> SET EXERCISE
Transcribe the records below exactly.

* begin ENTRIES PROVIDED *

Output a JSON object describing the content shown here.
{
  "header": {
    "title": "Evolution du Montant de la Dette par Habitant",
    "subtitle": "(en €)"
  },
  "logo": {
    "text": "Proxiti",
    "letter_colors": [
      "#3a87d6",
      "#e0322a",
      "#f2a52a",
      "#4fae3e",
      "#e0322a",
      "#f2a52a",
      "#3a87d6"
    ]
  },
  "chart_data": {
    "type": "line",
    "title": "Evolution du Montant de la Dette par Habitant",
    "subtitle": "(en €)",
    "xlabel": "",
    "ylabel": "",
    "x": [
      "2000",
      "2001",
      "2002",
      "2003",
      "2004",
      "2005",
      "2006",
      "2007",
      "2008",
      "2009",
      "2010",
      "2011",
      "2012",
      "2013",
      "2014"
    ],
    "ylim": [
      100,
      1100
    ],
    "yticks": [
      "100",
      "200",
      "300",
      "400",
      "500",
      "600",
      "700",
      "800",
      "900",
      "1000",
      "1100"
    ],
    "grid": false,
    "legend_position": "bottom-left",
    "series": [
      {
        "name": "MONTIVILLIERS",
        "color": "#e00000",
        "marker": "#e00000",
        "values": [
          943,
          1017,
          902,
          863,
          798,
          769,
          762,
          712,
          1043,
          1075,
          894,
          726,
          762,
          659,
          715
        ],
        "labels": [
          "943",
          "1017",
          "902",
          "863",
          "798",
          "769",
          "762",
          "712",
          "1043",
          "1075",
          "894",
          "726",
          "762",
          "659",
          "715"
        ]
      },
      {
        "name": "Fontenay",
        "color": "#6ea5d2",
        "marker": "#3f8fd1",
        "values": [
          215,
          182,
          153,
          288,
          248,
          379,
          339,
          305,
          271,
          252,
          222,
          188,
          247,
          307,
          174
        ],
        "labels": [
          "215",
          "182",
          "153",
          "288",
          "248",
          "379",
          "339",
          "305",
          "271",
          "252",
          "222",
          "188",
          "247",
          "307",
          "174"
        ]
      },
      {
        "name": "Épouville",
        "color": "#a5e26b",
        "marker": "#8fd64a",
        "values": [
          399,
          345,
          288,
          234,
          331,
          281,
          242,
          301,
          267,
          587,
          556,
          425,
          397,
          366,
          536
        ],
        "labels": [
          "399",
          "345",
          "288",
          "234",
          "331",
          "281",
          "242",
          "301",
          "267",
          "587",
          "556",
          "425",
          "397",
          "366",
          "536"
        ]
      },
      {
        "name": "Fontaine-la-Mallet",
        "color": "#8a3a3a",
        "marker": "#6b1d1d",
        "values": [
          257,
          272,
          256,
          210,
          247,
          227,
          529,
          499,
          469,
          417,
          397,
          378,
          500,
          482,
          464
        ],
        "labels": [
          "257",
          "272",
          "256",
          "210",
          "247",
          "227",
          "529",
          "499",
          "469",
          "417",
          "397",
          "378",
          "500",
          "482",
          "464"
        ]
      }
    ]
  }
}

* end ENTRIES PROVIDED *

> RESPONSE FOR THIS EXERCISE
Output a JSON object describing the content shown here.
{
  "header": {
    "title": "Evolution du Montant de la Dette par Habitant",
    "subtitle": "(en €)"
  },
  "logo": {
    "text": "Proxiti",
    "letter_colors": [
      "#3a87d6",
      "#e0322a",
      "#f2a52a",
      "#4fae3e",
      "#e0322a",
      "#f2a52a",
      "#3a87d6"
    ]
  },
  "chart_data": {
    "type": "line",
    "title": "Evolution du Montant de la Dette par Habitant",
    "subtitle": "(en €)",
    "xlabel": "",
    "ylabel": "",
    "x": [
      "2000",
      "2001",
      "2002",
      "2003",
      "2004",
      "2005",
      "2006",
      "2007",
      "2008",
      "2009",
      "2010",
      "2011",
      "2012",
      "2013",
      "2014"
    ],
    "ylim": [
      100,
      1100
    ],
    "yticks": [
      "100",
      "200",
      "300",
      "400",
      "500",
      "600",
      "700",
      "800",
      "900",
      "1000",
      "1100"
    ],
    "grid": false,
    "legend_position": "bottom-left",
    "series": [
      {
        "name": "MONTIVILLIERS",
        "color": "#e00000",
        "marker": "#e00000",
        "values": [
          943,
          1017,
          902,
          863,
          798,
          769,
          762,
          712,
          1043,
          1075,
          894,
          726,
          762,
          659,
          715
        ],
        "labels": [
          "943",
          "1017",
          "902",
          "863",
          "798",
          "769",
          "762",
          "712",
          "1043",
          "1075",
          "894",
          "726",
          "762",
          "659",
          "715"
        ]
      },
      {
        "name": "Fontenay",
        "color": "#6ea5d2",
        "marker": "#3f8fd1",
        "values": [
          215,
          182,
          153,
          288,
          248,
          379,
          339,
          305,
          271,
          252,
          222,
          188,
          247,
          307,
          174
        ],
        "labels": [
          "215",
          "182",
          "153",
          "288",
          "248",
          "379",
          "339",
          "305",
          "271",
          "252",
          "222",
          "188",
          "247",
          "307",
          "174"
        ]
      },
      {
        "name": "Épouville",
        "color": "#a5e26b",
        "marker": "#8fd64a",
        "values": [
          399,
          345,
          288,
          234,
          331,
          281,
          242,
          301,
          267,
          587,
          556,
          425,
          397,
          366,
          536
        ],
        "labels": [
          "399",
          "345",
          "288",
          "234",
          "331",
          "281",
          "242",
          "301",
          "267",
          "587",
          "556",
          "425",
          "397",
          "366",
          "536"
        ]
      },
      {
        "name": "Fontaine-la-Mallet",
        "color": "#8a3a3a",
        "marker": "#6b1d1d",
        "values": [
          257,
          272,
          256,
          210,
          247,
          227,
          529,
          499,
          469,
          417,
          397,
          378,
          500,
          482,
          464
        ],
        "labels": [
          "257",
          "272",
          "256",
          "210",
          "247",
          "227",
          "529",
          "499",
          "469",
          "417",
          "397",
          "378",
          "500",
          "482",
          "464"
        ]
      }
    ]
  }
}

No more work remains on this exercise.